(Figure data in JSON)
------------------------------------------------------------

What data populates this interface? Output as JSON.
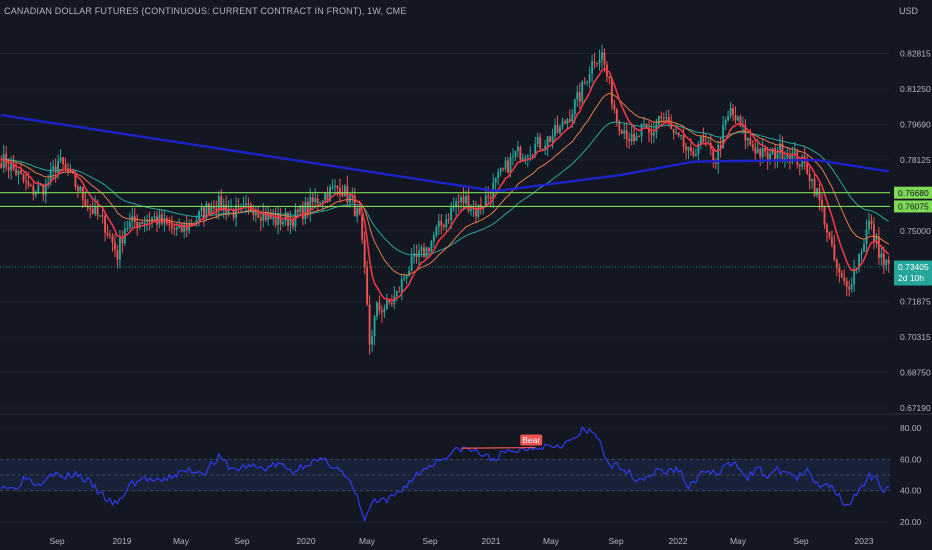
{
  "header": {
    "title": "CANADIAN DOLLAR FUTURES (CONTINUOUS: CURRENT CONTRACT IN FRONT), 1W, CME",
    "currency": "USD"
  },
  "colors": {
    "background": "#131722",
    "up": "#26a69a",
    "down": "#ef5350",
    "ma_fast": "#f23645",
    "ma_mid": "#e57a47",
    "ma_slow": "#26a69a",
    "ma_long": "#1d22c9",
    "level_line": "#7ed957",
    "rsi": "#2f3bf0",
    "bear_tag": "#ef5350",
    "last_price_tag": "#26a69a"
  },
  "chart_data": [
    {
      "type": "candlestick",
      "timeframe": "1W",
      "ylim": [
        0.6719,
        0.8438
      ],
      "y_ticks": [
        "0.82815",
        "0.81250",
        "0.79690",
        "0.78125",
        "0.76680",
        "0.76075",
        "0.75000",
        "0.73405",
        "0.71875",
        "0.70315",
        "0.68750",
        "0.67190"
      ],
      "x_ticks": [
        "Sep",
        "2019",
        "May",
        "Sep",
        "2020",
        "May",
        "Sep",
        "2021",
        "May",
        "Sep",
        "2022",
        "May",
        "Sep",
        "2023"
      ],
      "horizontal_levels": [
        0.7668,
        0.76075
      ],
      "last_price": {
        "value": "0.73405",
        "countdown": "2d 10h"
      },
      "anchors": [
        [
          0,
          0.7815
        ],
        [
          6,
          0.776
        ],
        [
          12,
          0.7675
        ],
        [
          18,
          0.7695
        ],
        [
          23,
          0.7805
        ],
        [
          28,
          0.774
        ],
        [
          35,
          0.7615
        ],
        [
          42,
          0.7525
        ],
        [
          47,
          0.7395
        ],
        [
          50,
          0.752
        ],
        [
          56,
          0.7545
        ],
        [
          62,
          0.7555
        ],
        [
          68,
          0.7515
        ],
        [
          72,
          0.7495
        ],
        [
          78,
          0.7545
        ],
        [
          86,
          0.7625
        ],
        [
          96,
          0.7575
        ],
        [
          102,
          0.7605
        ],
        [
          110,
          0.7545
        ],
        [
          118,
          0.7555
        ],
        [
          124,
          0.7605
        ],
        [
          130,
          0.7655
        ],
        [
          137,
          0.7695
        ],
        [
          142,
          0.7625
        ],
        [
          145,
          0.7545
        ],
        [
          147,
          0.7305
        ],
        [
          149,
          0.7005
        ],
        [
          152,
          0.7155
        ],
        [
          156,
          0.7165
        ],
        [
          160,
          0.7215
        ],
        [
          164,
          0.7325
        ],
        [
          168,
          0.7375
        ],
        [
          172,
          0.7415
        ],
        [
          176,
          0.7495
        ],
        [
          180,
          0.7555
        ],
        [
          184,
          0.7625
        ],
        [
          188,
          0.7635
        ],
        [
          192,
          0.7585
        ],
        [
          197,
          0.7655
        ],
        [
          202,
          0.7745
        ],
        [
          208,
          0.7835
        ],
        [
          214,
          0.7865
        ],
        [
          220,
          0.7895
        ],
        [
          226,
          0.7945
        ],
        [
          230,
          0.8015
        ],
        [
          234,
          0.8095
        ],
        [
          237,
          0.8185
        ],
        [
          240,
          0.8265
        ],
        [
          243,
          0.8275
        ],
        [
          246,
          0.8135
        ],
        [
          249,
          0.7995
        ],
        [
          253,
          0.7935
        ],
        [
          256,
          0.7875
        ],
        [
          259,
          0.7945
        ],
        [
          263,
          0.7915
        ],
        [
          266,
          0.8005
        ],
        [
          269,
          0.7985
        ],
        [
          272,
          0.7915
        ],
        [
          276,
          0.7875
        ],
        [
          279,
          0.7815
        ],
        [
          282,
          0.7895
        ],
        [
          285,
          0.7865
        ],
        [
          289,
          0.7815
        ],
        [
          292,
          0.7935
        ],
        [
          295,
          0.8025
        ],
        [
          298,
          0.7975
        ],
        [
          302,
          0.7895
        ],
        [
          306,
          0.7855
        ],
        [
          310,
          0.7815
        ],
        [
          314,
          0.7855
        ],
        [
          318,
          0.7845
        ],
        [
          322,
          0.7815
        ],
        [
          326,
          0.7775
        ],
        [
          330,
          0.7665
        ],
        [
          333,
          0.7555
        ],
        [
          336,
          0.7405
        ],
        [
          339,
          0.7295
        ],
        [
          342,
          0.7245
        ],
        [
          345,
          0.7325
        ],
        [
          348,
          0.7425
        ],
        [
          351,
          0.7535
        ],
        [
          354,
          0.7445
        ],
        [
          357,
          0.7355
        ],
        [
          359,
          0.7345
        ]
      ]
    },
    {
      "type": "line",
      "indicator": "RSI",
      "ylim": [
        15,
        85
      ],
      "y_ticks": [
        "80.00",
        "60.00",
        "40.00",
        "20.00"
      ],
      "band": [
        40,
        60
      ],
      "annotation": {
        "text": "Bear",
        "from": [
          186,
          67.0
        ],
        "to": [
          216,
          67.5
        ]
      },
      "values": [
        [
          0,
          44
        ],
        [
          5,
          41
        ],
        [
          10,
          49
        ],
        [
          15,
          44
        ],
        [
          20,
          52
        ],
        [
          25,
          48
        ],
        [
          30,
          51
        ],
        [
          36,
          45
        ],
        [
          40,
          38
        ],
        [
          44,
          33
        ],
        [
          47,
          31
        ],
        [
          52,
          44
        ],
        [
          58,
          48
        ],
        [
          64,
          45
        ],
        [
          70,
          50
        ],
        [
          76,
          53
        ],
        [
          82,
          52
        ],
        [
          88,
          61
        ],
        [
          94,
          53
        ],
        [
          100,
          56
        ],
        [
          106,
          54
        ],
        [
          112,
          57
        ],
        [
          118,
          52
        ],
        [
          124,
          58
        ],
        [
          130,
          59
        ],
        [
          136,
          55
        ],
        [
          141,
          45
        ],
        [
          145,
          32
        ],
        [
          147,
          20
        ],
        [
          150,
          33
        ],
        [
          156,
          33
        ],
        [
          162,
          41
        ],
        [
          168,
          50
        ],
        [
          174,
          57
        ],
        [
          180,
          62
        ],
        [
          186,
          67
        ],
        [
          192,
          65
        ],
        [
          198,
          60
        ],
        [
          204,
          64
        ],
        [
          210,
          66
        ],
        [
          216,
          68
        ],
        [
          222,
          69
        ],
        [
          228,
          70
        ],
        [
          232,
          73
        ],
        [
          235,
          78
        ],
        [
          239,
          77
        ],
        [
          242,
          73
        ],
        [
          246,
          54
        ],
        [
          250,
          57
        ],
        [
          254,
          51
        ],
        [
          258,
          47
        ],
        [
          262,
          50
        ],
        [
          266,
          53
        ],
        [
          270,
          52
        ],
        [
          274,
          54
        ],
        [
          278,
          42
        ],
        [
          282,
          49
        ],
        [
          286,
          53
        ],
        [
          290,
          50
        ],
        [
          294,
          57
        ],
        [
          298,
          56
        ],
        [
          302,
          49
        ],
        [
          306,
          54
        ],
        [
          310,
          49
        ],
        [
          314,
          53
        ],
        [
          318,
          52
        ],
        [
          322,
          48
        ],
        [
          326,
          52
        ],
        [
          330,
          44
        ],
        [
          334,
          45
        ],
        [
          338,
          39
        ],
        [
          342,
          31
        ],
        [
          345,
          36
        ],
        [
          348,
          41
        ],
        [
          351,
          49
        ],
        [
          354,
          47
        ],
        [
          357,
          41
        ],
        [
          359,
          42
        ]
      ]
    }
  ]
}
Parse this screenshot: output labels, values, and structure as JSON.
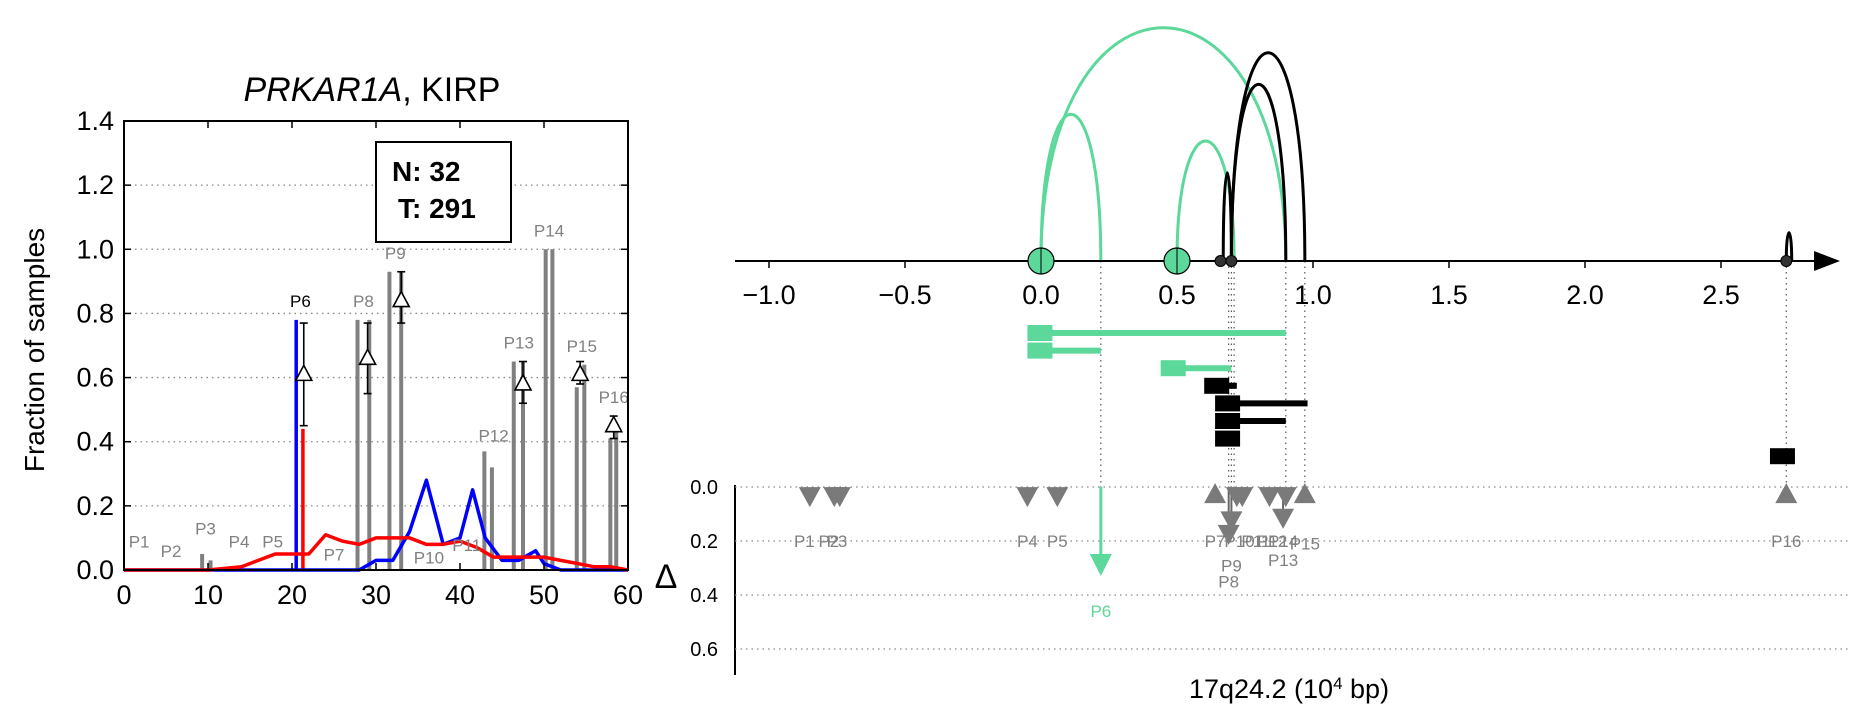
{
  "colors": {
    "blue": "#0000ff",
    "red": "#ff0000",
    "gray": "#808080",
    "green": "#5bd89a",
    "black": "#000000",
    "label_gray": "#808080"
  },
  "chart_data": [
    {
      "type": "bar",
      "title_italic": "PRKAR1A",
      "title_rest": ", KIRP",
      "xlabel": "",
      "ylabel": "Fraction of samples",
      "xlim": [
        0,
        60
      ],
      "ylim": [
        0,
        1.4
      ],
      "xticks": [
        0,
        10,
        20,
        30,
        40,
        50,
        60
      ],
      "yticks": [
        0.0,
        0.2,
        0.4,
        0.6,
        0.8,
        1.0,
        1.2,
        1.4
      ],
      "grid": "y-dotted",
      "legend_box": {
        "lines": [
          "N: 32",
          "T: 291"
        ],
        "placement": "top-center"
      },
      "bar_series_gray": [
        {
          "x": 9.3,
          "value": 0.05
        },
        {
          "x": 10.3,
          "value": 0.03
        },
        {
          "x": 27.8,
          "value": 0.78
        },
        {
          "x": 29.2,
          "value": 0.78
        },
        {
          "x": 31.6,
          "value": 0.93
        },
        {
          "x": 33.0,
          "value": 0.93
        },
        {
          "x": 42.9,
          "value": 0.37
        },
        {
          "x": 43.8,
          "value": 0.32
        },
        {
          "x": 46.4,
          "value": 0.65
        },
        {
          "x": 47.5,
          "value": 0.65
        },
        {
          "x": 50.2,
          "value": 1.0
        },
        {
          "x": 51.0,
          "value": 1.0
        },
        {
          "x": 53.9,
          "value": 0.57
        },
        {
          "x": 54.8,
          "value": 0.64
        },
        {
          "x": 57.9,
          "value": 0.41
        },
        {
          "x": 58.6,
          "value": 0.45
        }
      ],
      "highlight_bars": [
        {
          "series": "blue",
          "x": 20.5,
          "value": 0.78
        },
        {
          "series": "red",
          "x": 21.3,
          "value": 0.44
        }
      ],
      "line_series": [
        {
          "color_key": "blue",
          "x": [
            0,
            10,
            20,
            26,
            28,
            30,
            32,
            34,
            36,
            38,
            40,
            41.5,
            43,
            45,
            47,
            49,
            50,
            52,
            55,
            58,
            60
          ],
          "values": [
            0,
            0,
            0,
            0,
            0,
            0.03,
            0.03,
            0.12,
            0.28,
            0.08,
            0.1,
            0.25,
            0.1,
            0.03,
            0.03,
            0.06,
            0.02,
            0,
            0,
            0,
            0
          ]
        },
        {
          "color_key": "red",
          "x": [
            0,
            10,
            14,
            18,
            20,
            22,
            24,
            26,
            28,
            30,
            32,
            34,
            36,
            38,
            40,
            42,
            44,
            46,
            48,
            50,
            52,
            54,
            56,
            58,
            60
          ],
          "values": [
            0,
            0,
            0.01,
            0.05,
            0.05,
            0.05,
            0.11,
            0.09,
            0.08,
            0.1,
            0.1,
            0.1,
            0.08,
            0.08,
            0.09,
            0.07,
            0.04,
            0.04,
            0.04,
            0.04,
            0.03,
            0.02,
            0.01,
            0.01,
            0
          ]
        }
      ],
      "error_markers": [
        {
          "x": 21.4,
          "value": 0.61,
          "low": 0.45,
          "high": 0.77
        },
        {
          "x": 29.0,
          "value": 0.66,
          "low": 0.55,
          "high": 0.77
        },
        {
          "x": 33.0,
          "value": 0.84,
          "low": 0.77,
          "high": 0.93
        },
        {
          "x": 47.5,
          "value": 0.58,
          "low": 0.52,
          "high": 0.65
        },
        {
          "x": 54.3,
          "value": 0.61,
          "low": 0.58,
          "high": 0.65
        },
        {
          "x": 58.3,
          "value": 0.45,
          "low": 0.41,
          "high": 0.48
        }
      ],
      "peak_labels": [
        {
          "text": "P1",
          "x": 1.8,
          "y": 0.07,
          "color_key": "label_gray"
        },
        {
          "text": "P2",
          "x": 5.6,
          "y": 0.04,
          "color_key": "label_gray"
        },
        {
          "text": "P3",
          "x": 9.7,
          "y": 0.11,
          "color_key": "label_gray"
        },
        {
          "text": "P4",
          "x": 13.7,
          "y": 0.07,
          "color_key": "label_gray"
        },
        {
          "text": "P5",
          "x": 17.7,
          "y": 0.07,
          "color_key": "label_gray"
        },
        {
          "text": "P6",
          "x": 21.0,
          "y": 0.82,
          "color_key": "black"
        },
        {
          "text": "P7",
          "x": 25.0,
          "y": 0.03,
          "color_key": "label_gray"
        },
        {
          "text": "P8",
          "x": 28.5,
          "y": 0.82,
          "color_key": "label_gray"
        },
        {
          "text": "P9",
          "x": 32.3,
          "y": 0.97,
          "color_key": "label_gray"
        },
        {
          "text": "P10",
          "x": 36.3,
          "y": 0.02,
          "color_key": "label_gray"
        },
        {
          "text": "P11",
          "x": 40.8,
          "y": 0.06,
          "color_key": "label_gray"
        },
        {
          "text": "P12",
          "x": 44.0,
          "y": 0.4,
          "color_key": "label_gray"
        },
        {
          "text": "P13",
          "x": 47.0,
          "y": 0.69,
          "color_key": "label_gray"
        },
        {
          "text": "P14",
          "x": 50.6,
          "y": 1.04,
          "color_key": "label_gray"
        },
        {
          "text": "P15",
          "x": 54.5,
          "y": 0.68,
          "color_key": "label_gray"
        },
        {
          "text": "P16",
          "x": 58.3,
          "y": 0.52,
          "color_key": "label_gray"
        }
      ]
    },
    {
      "type": "scatter",
      "xlabel": "17q24.2 (10",
      "xlabel_sup": "4",
      "xlabel_tail": " bp)",
      "ylabel": "Δ",
      "xlim": [
        -1.1,
        2.85
      ],
      "x_ticks": [
        "−1.0",
        "−0.5",
        "0.0",
        "0.5",
        "1.0",
        "1.5",
        "2.0",
        "2.5"
      ],
      "x_tick_values": [
        -1.0,
        -0.5,
        0.0,
        0.5,
        1.0,
        1.5,
        2.0,
        2.5
      ],
      "ylim": [
        0,
        0.7
      ],
      "y_ticks": [
        "0.0",
        "0.2",
        "0.4",
        "0.6"
      ],
      "y_tick_values": [
        0.0,
        0.2,
        0.4,
        0.6
      ],
      "arcs": [
        {
          "x1": 0.0,
          "x2": 0.22,
          "height": 0.88,
          "color_key": "green"
        },
        {
          "x1": 0.0,
          "x2": 0.9,
          "height": 1.4,
          "color_key": "green"
        },
        {
          "x1": 0.5,
          "x2": 0.71,
          "height": 0.72,
          "color_key": "green"
        },
        {
          "x1": 0.67,
          "x2": 0.7,
          "height": 0.53,
          "color_key": "black"
        },
        {
          "x1": 0.7,
          "x2": 0.9,
          "height": 1.06,
          "color_key": "black"
        },
        {
          "x1": 0.7,
          "x2": 0.97,
          "height": 1.25,
          "color_key": "black"
        },
        {
          "x1": 2.74,
          "x2": 2.76,
          "height": 0.17,
          "color_key": "black"
        }
      ],
      "axis_circles": [
        {
          "x": 0.0,
          "kind": "large",
          "color_key": "green"
        },
        {
          "x": 0.5,
          "kind": "large",
          "color_key": "green"
        },
        {
          "x": 0.66,
          "kind": "small",
          "color_key": "black"
        },
        {
          "x": 0.7,
          "kind": "small",
          "color_key": "black"
        },
        {
          "x": 2.74,
          "kind": "small",
          "color_key": "black"
        }
      ],
      "segments": [
        {
          "x_start": -0.05,
          "x_end": 0.9,
          "row": 0,
          "color_key": "green"
        },
        {
          "x_start": -0.05,
          "x_end": 0.22,
          "row": 1,
          "color_key": "green"
        },
        {
          "x_start": 0.44,
          "x_end": 0.7,
          "row": 2,
          "color_key": "green"
        },
        {
          "x_start": 0.6,
          "x_end": 0.72,
          "row": 3,
          "color_key": "black"
        },
        {
          "x_start": 0.64,
          "x_end": 0.98,
          "row": 4,
          "color_key": "black"
        },
        {
          "x_start": 0.64,
          "x_end": 0.9,
          "row": 5,
          "color_key": "black"
        },
        {
          "x_start": 0.64,
          "x_end": 0.71,
          "row": 6,
          "color_key": "black"
        },
        {
          "x_start": 2.68,
          "x_end": 2.77,
          "row": 7,
          "color_key": "black"
        }
      ],
      "guides": [
        0.22,
        0.69,
        0.7,
        0.71,
        0.9,
        0.97,
        2.74
      ],
      "triangles": [
        {
          "label": "P1",
          "x": -0.85,
          "value": 0.03,
          "dir": "down",
          "color_key": "gray"
        },
        {
          "label": "P2",
          "x": -0.76,
          "value": 0.03,
          "dir": "down",
          "color_key": "gray"
        },
        {
          "label": "P3",
          "x": -0.74,
          "value": 0.03,
          "dir": "down",
          "color_key": "gray"
        },
        {
          "label": "P4",
          "x": -0.05,
          "value": 0.03,
          "dir": "down",
          "color_key": "gray"
        },
        {
          "label": "P5",
          "x": 0.06,
          "value": 0.03,
          "dir": "down",
          "color_key": "gray"
        },
        {
          "label": "P6",
          "x": 0.22,
          "value": 0.3,
          "dir": "arrow",
          "color_key": "green"
        },
        {
          "label": "P7",
          "x": 0.64,
          "value": 0.03,
          "dir": "up",
          "color_key": "gray"
        },
        {
          "label": "P8",
          "x": 0.69,
          "value": 0.17,
          "dir": "down",
          "color_key": "gray"
        },
        {
          "label": "P9",
          "x": 0.7,
          "value": 0.12,
          "dir": "down",
          "color_key": "gray"
        },
        {
          "label": "P10",
          "x": 0.72,
          "value": 0.03,
          "dir": "down",
          "color_key": "gray"
        },
        {
          "label": "P11",
          "x": 0.74,
          "value": 0.03,
          "dir": "down",
          "color_key": "gray"
        },
        {
          "label": "P12",
          "x": 0.84,
          "value": 0.03,
          "dir": "down",
          "color_key": "gray"
        },
        {
          "label": "P13",
          "x": 0.89,
          "value": 0.11,
          "dir": "down",
          "color_key": "gray"
        },
        {
          "label": "P14",
          "x": 0.9,
          "value": 0.03,
          "dir": "down",
          "color_key": "gray"
        },
        {
          "label": "P15",
          "x": 0.97,
          "value": 0.03,
          "dir": "up",
          "color_key": "gray"
        },
        {
          "label": "P16",
          "x": 2.74,
          "value": 0.03,
          "dir": "up",
          "color_key": "gray"
        }
      ],
      "triangle_labels": [
        {
          "text": "P1",
          "x": -0.87,
          "value": 0.2,
          "color_key": "label_gray"
        },
        {
          "text": "P2",
          "x": -0.78,
          "value": 0.2,
          "color_key": "label_gray"
        },
        {
          "text": "P3",
          "x": -0.75,
          "value": 0.2,
          "color_key": "label_gray"
        },
        {
          "text": "P4",
          "x": -0.05,
          "value": 0.2,
          "color_key": "label_gray"
        },
        {
          "text": "P5",
          "x": 0.06,
          "value": 0.2,
          "color_key": "label_gray"
        },
        {
          "text": "P6",
          "x": 0.22,
          "value": 0.46,
          "color_key": "green"
        },
        {
          "text": "P7",
          "x": 0.64,
          "value": 0.2,
          "color_key": "label_gray"
        },
        {
          "text": "P8",
          "x": 0.69,
          "value": 0.35,
          "color_key": "label_gray"
        },
        {
          "text": "P9",
          "x": 0.7,
          "value": 0.29,
          "color_key": "label_gray"
        },
        {
          "text": "P10",
          "x": 0.73,
          "value": 0.2,
          "color_key": "label_gray"
        },
        {
          "text": "P11",
          "x": 0.79,
          "value": 0.2,
          "color_key": "label_gray"
        },
        {
          "text": "P12",
          "x": 0.85,
          "value": 0.2,
          "color_key": "label_gray"
        },
        {
          "text": "P13",
          "x": 0.89,
          "value": 0.27,
          "color_key": "label_gray"
        },
        {
          "text": "P14",
          "x": 0.89,
          "value": 0.2,
          "color_key": "label_gray"
        },
        {
          "text": "P15",
          "x": 0.97,
          "value": 0.21,
          "color_key": "label_gray"
        },
        {
          "text": "P16",
          "x": 2.74,
          "value": 0.2,
          "color_key": "label_gray"
        }
      ]
    }
  ]
}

------------------------------------------------------------

Instructions for the task:
Select and copy every line of the listing with the word "type".

Solution for this problem:
      "type": "candlestick",
      "type": "line",
      "type": "bar",
      "type": "scatter",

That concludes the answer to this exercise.